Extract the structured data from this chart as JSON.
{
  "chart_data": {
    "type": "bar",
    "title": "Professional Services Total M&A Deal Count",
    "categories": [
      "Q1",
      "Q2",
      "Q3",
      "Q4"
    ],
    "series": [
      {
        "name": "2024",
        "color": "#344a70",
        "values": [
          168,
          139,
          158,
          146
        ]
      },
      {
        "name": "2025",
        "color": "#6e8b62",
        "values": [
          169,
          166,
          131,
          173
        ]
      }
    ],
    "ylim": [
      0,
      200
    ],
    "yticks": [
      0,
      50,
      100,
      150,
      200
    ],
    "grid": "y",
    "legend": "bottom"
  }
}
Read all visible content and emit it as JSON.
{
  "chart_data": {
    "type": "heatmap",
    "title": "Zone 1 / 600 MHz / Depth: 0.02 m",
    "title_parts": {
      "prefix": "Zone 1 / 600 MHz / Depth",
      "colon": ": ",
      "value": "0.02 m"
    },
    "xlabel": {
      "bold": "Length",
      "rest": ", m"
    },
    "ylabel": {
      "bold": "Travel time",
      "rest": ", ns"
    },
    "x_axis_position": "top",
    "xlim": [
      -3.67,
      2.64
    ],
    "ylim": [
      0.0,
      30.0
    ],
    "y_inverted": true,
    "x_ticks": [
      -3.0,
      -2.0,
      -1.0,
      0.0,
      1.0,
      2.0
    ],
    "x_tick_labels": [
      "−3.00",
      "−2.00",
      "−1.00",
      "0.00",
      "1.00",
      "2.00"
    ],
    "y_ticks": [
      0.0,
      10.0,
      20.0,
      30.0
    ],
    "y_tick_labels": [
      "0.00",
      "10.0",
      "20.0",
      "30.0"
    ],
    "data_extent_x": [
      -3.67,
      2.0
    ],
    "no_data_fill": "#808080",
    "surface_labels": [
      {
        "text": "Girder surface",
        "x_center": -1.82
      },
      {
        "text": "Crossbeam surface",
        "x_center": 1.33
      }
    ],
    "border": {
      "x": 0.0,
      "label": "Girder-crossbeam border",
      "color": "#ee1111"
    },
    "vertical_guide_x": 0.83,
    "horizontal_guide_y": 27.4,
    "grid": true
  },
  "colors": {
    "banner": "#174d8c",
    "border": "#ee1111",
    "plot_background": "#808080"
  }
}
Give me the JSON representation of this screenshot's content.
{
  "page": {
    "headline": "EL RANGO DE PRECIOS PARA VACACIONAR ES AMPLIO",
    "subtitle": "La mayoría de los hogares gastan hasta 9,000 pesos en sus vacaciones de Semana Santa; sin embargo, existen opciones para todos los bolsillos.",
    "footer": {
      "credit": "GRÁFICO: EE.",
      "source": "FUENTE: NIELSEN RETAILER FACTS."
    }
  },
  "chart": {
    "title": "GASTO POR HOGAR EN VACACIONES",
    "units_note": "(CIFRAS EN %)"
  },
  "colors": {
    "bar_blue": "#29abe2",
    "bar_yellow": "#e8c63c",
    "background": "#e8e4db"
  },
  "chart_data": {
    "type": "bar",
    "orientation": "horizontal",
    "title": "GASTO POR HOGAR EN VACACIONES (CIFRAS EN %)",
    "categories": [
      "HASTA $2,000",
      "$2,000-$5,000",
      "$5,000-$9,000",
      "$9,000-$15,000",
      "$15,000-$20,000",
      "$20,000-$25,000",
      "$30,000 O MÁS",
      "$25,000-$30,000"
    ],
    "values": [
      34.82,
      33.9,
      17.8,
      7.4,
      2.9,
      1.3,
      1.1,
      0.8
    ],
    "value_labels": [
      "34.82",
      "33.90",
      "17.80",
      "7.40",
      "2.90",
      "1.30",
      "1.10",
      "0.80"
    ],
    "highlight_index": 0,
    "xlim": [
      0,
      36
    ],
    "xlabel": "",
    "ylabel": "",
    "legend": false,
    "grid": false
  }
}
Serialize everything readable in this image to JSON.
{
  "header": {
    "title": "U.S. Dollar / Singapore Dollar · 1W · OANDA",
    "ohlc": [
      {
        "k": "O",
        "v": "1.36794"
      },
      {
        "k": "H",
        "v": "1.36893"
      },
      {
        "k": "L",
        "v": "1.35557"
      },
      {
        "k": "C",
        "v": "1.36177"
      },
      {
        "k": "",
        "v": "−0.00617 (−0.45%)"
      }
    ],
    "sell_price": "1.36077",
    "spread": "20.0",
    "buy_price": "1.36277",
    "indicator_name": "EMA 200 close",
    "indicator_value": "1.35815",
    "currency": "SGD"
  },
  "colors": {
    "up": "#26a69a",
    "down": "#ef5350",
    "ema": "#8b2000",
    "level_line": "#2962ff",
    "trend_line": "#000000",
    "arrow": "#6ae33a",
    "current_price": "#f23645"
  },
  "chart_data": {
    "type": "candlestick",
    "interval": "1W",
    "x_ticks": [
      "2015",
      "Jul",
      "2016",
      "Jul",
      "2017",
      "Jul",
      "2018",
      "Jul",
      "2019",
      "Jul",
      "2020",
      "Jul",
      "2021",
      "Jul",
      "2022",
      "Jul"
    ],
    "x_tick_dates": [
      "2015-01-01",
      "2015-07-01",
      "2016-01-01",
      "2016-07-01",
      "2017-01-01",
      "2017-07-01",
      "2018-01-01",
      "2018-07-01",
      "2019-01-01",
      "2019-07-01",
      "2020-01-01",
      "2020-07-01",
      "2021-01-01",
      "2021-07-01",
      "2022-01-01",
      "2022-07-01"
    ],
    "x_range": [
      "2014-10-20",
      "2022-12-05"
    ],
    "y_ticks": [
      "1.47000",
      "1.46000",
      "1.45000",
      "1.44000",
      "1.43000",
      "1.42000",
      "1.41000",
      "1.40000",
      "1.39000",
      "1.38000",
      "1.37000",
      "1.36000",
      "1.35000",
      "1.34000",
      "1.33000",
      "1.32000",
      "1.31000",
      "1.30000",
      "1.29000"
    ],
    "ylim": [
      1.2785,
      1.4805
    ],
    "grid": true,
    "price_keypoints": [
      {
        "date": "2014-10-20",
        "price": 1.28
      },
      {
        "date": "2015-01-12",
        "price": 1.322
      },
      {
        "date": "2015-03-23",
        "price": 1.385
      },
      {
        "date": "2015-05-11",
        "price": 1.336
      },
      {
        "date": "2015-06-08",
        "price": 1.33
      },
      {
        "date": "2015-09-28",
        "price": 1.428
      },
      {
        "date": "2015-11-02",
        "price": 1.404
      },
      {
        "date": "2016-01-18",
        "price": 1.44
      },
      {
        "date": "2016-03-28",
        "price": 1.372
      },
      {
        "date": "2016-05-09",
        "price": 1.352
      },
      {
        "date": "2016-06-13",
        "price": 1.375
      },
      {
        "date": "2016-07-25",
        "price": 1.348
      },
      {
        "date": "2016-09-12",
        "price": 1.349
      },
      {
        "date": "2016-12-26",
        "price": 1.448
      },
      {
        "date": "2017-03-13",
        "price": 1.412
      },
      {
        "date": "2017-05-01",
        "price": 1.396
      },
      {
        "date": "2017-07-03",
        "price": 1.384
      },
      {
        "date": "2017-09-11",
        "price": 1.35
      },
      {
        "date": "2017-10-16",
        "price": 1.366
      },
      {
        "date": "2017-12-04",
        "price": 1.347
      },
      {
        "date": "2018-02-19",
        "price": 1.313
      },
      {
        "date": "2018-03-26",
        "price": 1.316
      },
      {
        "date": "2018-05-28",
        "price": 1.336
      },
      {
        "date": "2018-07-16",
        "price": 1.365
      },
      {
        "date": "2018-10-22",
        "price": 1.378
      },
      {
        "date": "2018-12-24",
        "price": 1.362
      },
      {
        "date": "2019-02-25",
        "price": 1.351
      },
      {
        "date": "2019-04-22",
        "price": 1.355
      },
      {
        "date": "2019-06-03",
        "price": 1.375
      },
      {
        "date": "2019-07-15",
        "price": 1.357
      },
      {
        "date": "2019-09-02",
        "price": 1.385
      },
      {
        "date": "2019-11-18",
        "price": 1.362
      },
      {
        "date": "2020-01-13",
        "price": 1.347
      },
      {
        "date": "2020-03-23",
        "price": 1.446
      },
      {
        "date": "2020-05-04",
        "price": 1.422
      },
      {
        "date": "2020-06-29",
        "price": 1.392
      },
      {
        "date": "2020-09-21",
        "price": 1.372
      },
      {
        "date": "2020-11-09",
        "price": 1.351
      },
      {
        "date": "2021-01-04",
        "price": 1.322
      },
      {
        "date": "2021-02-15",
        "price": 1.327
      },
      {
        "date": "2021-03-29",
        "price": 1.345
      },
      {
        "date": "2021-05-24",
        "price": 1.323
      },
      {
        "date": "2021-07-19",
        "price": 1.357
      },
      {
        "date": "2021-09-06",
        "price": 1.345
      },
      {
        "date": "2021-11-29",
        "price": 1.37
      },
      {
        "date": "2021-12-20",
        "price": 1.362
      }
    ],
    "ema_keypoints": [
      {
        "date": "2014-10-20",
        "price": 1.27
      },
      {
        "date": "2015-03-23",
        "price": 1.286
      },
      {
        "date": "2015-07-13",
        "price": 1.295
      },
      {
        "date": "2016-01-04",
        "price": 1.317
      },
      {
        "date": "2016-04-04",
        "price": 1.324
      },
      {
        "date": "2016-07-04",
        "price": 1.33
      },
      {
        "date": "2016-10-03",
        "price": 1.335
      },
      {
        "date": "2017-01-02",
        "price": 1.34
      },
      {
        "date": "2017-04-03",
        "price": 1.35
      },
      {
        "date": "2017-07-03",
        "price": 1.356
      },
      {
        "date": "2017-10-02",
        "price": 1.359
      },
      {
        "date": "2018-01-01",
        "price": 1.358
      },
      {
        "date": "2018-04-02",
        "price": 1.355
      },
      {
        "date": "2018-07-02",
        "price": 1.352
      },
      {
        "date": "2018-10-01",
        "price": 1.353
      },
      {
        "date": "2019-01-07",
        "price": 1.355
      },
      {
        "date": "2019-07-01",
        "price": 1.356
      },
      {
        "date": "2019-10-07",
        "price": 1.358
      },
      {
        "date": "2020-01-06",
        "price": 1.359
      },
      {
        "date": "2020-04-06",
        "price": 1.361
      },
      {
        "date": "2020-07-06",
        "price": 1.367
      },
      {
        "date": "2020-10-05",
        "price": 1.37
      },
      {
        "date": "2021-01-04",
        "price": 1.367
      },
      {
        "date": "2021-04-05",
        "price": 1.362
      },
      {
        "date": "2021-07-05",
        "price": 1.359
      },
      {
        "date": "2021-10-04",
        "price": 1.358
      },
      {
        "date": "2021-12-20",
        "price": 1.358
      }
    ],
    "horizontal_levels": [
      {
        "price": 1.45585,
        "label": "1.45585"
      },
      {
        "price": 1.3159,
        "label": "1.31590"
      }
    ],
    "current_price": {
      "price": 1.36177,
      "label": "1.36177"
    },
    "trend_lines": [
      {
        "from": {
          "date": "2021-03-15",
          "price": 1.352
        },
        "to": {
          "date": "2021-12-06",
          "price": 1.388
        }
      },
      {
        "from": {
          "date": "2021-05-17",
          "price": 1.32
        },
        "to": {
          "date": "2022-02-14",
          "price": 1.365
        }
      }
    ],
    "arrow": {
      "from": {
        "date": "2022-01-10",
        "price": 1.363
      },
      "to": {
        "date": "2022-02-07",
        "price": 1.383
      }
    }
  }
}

PROBLEM DETAILS - Say how many lines have the string "JSON" in them, offering no words beyond the number.

FULL RESPONSE - 4